*WHAT THE TASK ASKS*
Pick out the lines in the listing below that contain the word "Reservoir" and copy them.

▼▼▼

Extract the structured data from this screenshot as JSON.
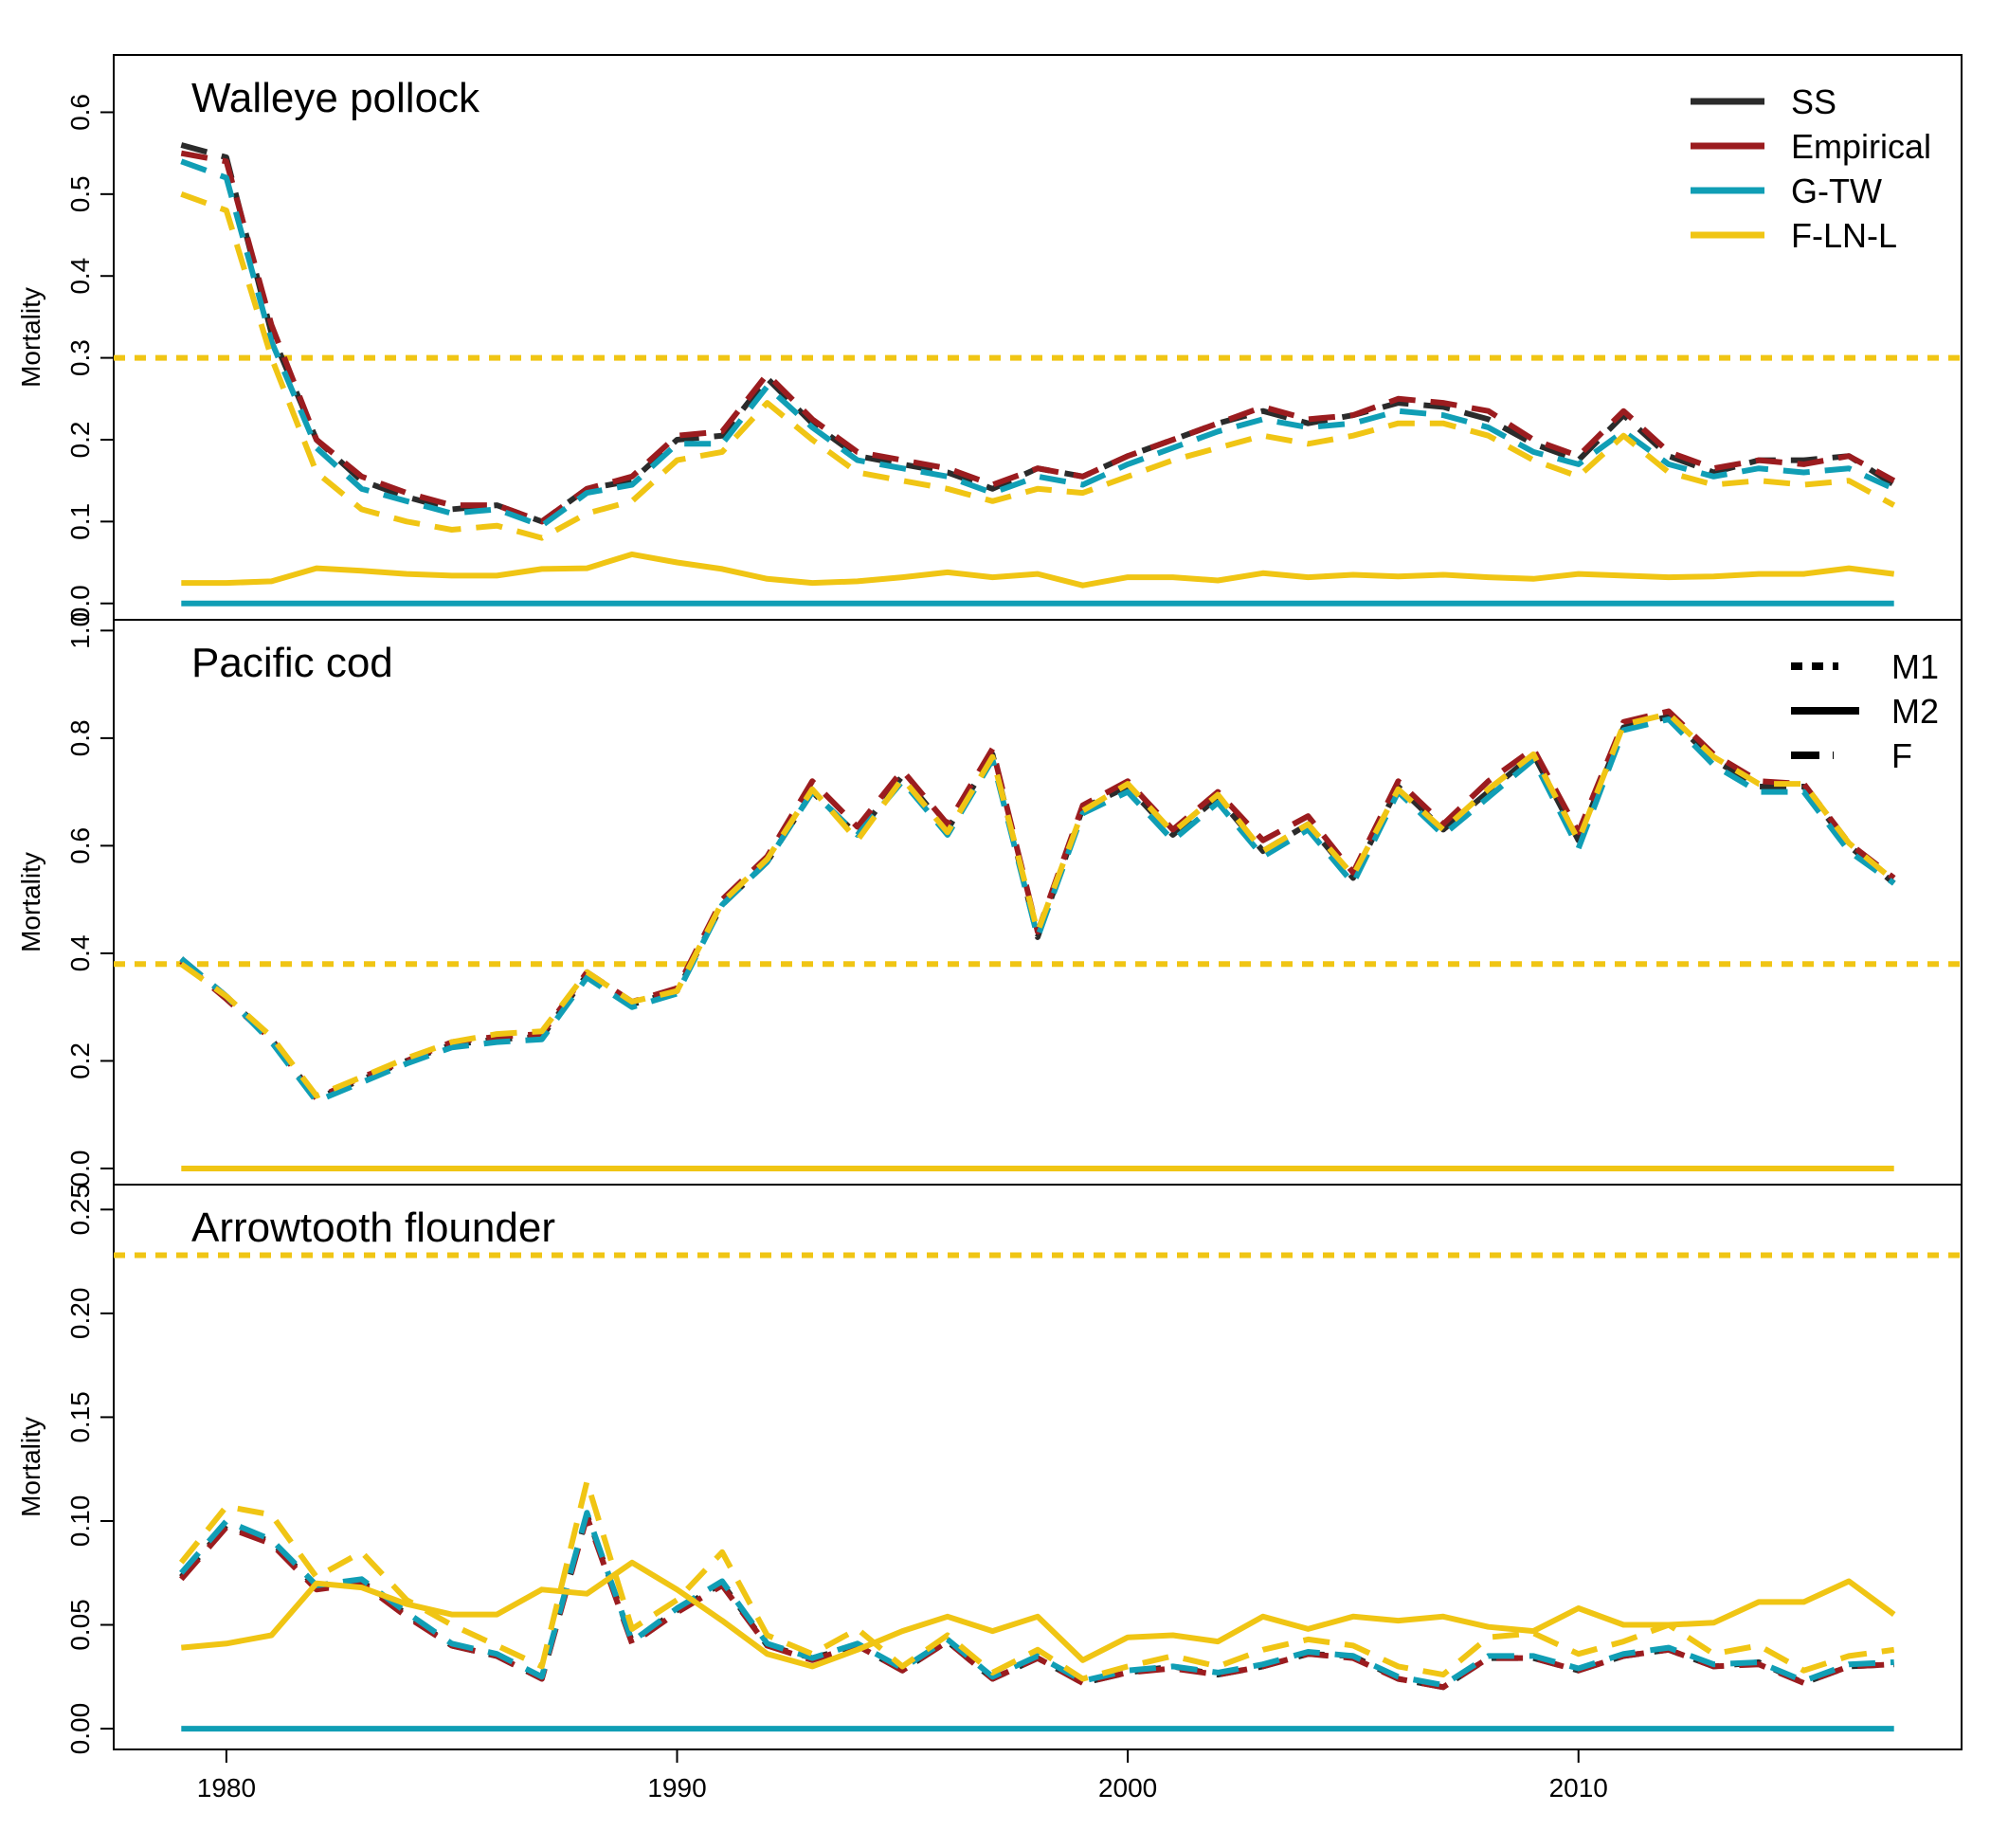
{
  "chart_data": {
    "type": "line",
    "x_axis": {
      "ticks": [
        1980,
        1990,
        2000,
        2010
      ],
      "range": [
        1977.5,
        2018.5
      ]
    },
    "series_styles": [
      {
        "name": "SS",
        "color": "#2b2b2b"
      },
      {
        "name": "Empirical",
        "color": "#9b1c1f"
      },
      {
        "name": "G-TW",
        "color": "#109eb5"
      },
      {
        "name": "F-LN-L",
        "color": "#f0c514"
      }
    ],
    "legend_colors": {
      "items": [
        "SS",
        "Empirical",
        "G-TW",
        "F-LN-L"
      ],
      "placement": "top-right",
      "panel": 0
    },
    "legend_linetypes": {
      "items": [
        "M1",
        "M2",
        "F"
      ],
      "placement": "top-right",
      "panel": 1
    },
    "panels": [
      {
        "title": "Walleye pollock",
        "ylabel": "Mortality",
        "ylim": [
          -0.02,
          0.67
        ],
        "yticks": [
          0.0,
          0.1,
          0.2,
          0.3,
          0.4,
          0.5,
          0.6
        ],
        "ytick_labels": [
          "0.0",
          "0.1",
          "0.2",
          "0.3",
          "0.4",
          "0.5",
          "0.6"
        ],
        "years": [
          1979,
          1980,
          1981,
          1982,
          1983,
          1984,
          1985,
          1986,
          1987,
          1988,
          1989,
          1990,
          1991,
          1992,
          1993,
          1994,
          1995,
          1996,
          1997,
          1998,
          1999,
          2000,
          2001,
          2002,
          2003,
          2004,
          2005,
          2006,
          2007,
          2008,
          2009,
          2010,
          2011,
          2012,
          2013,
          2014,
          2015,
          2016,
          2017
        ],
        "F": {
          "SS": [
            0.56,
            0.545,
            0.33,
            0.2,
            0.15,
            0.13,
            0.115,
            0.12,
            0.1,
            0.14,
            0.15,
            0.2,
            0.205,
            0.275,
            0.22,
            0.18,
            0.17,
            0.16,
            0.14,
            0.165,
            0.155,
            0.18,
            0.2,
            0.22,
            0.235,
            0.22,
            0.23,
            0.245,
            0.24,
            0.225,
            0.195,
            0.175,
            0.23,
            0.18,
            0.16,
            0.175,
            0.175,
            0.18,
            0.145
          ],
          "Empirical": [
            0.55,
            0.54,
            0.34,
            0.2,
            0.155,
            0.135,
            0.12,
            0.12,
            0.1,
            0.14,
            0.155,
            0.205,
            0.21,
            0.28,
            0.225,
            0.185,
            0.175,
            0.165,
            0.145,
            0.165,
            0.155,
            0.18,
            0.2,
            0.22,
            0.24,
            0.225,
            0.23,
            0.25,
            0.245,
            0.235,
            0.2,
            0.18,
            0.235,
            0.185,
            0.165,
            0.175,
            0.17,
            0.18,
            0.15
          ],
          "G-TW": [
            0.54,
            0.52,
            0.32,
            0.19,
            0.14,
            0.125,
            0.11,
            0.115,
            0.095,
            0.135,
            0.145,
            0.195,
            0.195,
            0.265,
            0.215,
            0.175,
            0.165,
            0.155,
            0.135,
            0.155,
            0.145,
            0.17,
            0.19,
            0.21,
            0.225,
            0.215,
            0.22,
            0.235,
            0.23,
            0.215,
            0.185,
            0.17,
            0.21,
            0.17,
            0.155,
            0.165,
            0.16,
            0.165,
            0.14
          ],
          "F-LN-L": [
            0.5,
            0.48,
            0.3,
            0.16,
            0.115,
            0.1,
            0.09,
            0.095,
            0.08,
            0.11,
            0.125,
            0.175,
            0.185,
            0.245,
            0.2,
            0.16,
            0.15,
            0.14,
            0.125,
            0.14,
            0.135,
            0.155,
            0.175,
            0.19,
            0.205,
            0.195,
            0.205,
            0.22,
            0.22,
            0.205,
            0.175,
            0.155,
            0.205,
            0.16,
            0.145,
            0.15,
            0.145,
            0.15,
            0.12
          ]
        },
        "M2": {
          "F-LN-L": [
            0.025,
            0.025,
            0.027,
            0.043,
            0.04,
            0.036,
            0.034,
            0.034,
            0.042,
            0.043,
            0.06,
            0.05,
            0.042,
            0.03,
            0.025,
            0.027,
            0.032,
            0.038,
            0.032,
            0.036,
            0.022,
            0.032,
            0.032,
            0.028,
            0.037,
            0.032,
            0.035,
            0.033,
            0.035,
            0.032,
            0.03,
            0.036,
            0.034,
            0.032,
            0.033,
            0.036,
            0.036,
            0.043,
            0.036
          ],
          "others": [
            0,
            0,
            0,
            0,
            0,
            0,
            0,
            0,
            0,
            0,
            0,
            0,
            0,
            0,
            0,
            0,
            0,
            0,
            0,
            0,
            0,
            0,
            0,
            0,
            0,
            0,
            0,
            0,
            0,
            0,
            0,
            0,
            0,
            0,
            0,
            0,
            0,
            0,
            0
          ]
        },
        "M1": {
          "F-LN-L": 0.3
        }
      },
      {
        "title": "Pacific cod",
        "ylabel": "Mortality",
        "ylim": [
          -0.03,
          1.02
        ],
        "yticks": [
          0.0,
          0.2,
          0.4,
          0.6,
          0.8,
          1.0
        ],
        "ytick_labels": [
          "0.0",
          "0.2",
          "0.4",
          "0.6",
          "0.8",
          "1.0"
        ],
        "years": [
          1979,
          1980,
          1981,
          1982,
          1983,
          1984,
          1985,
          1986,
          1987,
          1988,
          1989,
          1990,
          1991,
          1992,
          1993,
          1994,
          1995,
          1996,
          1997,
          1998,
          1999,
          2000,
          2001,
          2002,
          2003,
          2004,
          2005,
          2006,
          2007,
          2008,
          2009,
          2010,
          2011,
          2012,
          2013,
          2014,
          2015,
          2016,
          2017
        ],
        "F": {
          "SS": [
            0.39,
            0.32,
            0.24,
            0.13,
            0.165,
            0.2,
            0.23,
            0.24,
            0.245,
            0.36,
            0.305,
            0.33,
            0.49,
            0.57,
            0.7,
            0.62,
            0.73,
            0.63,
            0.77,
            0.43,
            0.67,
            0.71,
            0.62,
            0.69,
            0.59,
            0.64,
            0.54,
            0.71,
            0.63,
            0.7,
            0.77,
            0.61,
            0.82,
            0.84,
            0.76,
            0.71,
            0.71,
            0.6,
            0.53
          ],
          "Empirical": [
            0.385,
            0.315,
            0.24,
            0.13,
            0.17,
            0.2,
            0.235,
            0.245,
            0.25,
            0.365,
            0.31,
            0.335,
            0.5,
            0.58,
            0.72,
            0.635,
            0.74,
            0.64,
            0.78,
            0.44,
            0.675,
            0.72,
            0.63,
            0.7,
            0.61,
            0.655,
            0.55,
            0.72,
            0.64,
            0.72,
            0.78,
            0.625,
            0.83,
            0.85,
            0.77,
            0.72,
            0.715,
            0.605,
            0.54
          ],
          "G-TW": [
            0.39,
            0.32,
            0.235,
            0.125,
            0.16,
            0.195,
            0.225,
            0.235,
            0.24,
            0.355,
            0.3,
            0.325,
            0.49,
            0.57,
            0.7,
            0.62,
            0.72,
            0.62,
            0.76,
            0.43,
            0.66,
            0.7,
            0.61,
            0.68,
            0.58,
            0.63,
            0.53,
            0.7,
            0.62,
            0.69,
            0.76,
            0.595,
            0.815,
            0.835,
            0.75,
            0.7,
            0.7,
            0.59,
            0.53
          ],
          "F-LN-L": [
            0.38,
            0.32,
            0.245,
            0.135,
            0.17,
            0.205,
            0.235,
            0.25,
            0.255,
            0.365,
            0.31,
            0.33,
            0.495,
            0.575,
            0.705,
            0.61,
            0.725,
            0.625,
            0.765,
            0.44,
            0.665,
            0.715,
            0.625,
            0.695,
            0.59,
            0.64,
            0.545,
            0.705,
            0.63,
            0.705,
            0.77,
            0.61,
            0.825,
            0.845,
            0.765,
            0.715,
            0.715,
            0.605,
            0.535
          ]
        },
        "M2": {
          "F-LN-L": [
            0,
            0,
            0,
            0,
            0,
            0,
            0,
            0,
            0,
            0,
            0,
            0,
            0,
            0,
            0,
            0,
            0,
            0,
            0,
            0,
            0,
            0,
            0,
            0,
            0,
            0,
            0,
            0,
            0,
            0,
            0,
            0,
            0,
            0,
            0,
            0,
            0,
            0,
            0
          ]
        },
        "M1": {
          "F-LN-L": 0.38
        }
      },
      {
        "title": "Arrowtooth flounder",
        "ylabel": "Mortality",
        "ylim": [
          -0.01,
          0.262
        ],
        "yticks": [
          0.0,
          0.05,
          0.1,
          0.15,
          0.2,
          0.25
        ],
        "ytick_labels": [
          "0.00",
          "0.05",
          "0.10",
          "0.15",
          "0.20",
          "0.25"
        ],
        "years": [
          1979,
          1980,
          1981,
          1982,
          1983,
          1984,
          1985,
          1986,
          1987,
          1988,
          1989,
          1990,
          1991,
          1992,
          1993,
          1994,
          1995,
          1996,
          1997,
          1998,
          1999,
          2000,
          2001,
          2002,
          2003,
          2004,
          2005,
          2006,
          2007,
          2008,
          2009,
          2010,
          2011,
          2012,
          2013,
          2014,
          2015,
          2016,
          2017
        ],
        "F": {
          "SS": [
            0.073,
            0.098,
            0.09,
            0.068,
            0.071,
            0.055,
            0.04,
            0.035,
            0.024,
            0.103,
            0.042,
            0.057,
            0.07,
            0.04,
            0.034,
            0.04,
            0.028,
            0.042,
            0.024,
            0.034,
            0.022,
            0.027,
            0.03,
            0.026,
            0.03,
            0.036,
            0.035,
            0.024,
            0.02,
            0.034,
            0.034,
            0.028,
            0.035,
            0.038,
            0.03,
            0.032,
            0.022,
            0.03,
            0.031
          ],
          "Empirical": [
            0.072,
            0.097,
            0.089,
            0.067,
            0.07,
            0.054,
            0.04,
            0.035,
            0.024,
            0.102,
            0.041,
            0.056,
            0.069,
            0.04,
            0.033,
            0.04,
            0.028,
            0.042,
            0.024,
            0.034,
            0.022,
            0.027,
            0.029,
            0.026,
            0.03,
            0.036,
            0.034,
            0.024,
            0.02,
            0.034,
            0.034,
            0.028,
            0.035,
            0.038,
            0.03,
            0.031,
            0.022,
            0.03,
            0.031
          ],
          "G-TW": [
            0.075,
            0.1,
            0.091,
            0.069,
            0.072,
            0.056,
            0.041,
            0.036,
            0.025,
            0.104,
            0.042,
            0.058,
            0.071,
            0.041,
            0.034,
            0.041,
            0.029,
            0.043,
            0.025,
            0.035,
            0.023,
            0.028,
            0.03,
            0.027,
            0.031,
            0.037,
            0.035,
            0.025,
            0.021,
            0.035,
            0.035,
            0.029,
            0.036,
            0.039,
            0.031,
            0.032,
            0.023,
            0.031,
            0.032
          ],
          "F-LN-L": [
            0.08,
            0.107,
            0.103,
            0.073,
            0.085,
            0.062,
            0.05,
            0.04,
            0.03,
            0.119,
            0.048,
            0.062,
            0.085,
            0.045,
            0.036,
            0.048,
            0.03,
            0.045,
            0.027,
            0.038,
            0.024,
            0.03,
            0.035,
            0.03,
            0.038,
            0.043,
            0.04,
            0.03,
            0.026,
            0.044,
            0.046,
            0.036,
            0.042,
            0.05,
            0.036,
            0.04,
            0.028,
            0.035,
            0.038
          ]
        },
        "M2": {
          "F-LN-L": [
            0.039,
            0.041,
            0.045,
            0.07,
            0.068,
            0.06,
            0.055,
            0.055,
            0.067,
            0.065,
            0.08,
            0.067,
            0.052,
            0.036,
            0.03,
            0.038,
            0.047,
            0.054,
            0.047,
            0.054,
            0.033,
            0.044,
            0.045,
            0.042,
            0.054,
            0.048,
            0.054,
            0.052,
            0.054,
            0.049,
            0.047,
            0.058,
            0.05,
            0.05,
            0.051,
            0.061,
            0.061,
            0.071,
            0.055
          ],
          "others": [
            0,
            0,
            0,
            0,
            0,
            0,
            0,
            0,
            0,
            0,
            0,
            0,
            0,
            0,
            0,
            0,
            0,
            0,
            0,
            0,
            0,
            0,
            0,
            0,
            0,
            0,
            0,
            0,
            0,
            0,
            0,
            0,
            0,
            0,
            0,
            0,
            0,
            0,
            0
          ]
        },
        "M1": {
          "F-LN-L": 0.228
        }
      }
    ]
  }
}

▲▲▲
▼▼▼

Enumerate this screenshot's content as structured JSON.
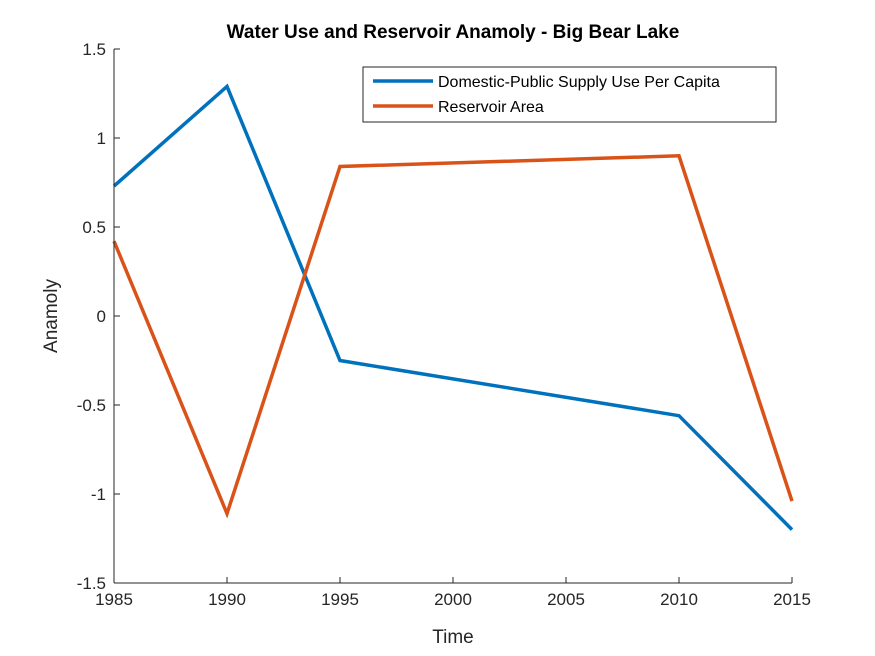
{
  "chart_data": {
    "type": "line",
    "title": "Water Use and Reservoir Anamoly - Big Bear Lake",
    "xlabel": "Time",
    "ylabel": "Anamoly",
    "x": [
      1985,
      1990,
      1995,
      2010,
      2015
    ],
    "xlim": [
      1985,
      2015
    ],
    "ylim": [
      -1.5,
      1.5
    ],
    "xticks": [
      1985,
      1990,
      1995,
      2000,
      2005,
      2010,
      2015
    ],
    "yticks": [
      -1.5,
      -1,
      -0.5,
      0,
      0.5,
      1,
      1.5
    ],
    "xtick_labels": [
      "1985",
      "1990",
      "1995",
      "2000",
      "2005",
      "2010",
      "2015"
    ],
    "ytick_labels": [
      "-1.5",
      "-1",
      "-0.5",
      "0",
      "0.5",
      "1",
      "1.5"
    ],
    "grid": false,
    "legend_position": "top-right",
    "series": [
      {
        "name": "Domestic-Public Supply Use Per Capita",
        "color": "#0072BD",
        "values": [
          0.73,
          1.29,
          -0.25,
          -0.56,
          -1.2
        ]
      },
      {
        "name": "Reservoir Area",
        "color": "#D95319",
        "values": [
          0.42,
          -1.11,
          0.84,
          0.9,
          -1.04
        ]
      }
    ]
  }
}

▲▲▲

*TASK OUTPUT*
    "title": "Water Use and Reservoir Anamoly - Big Bear Lake",
        "name": "Reservoir Area",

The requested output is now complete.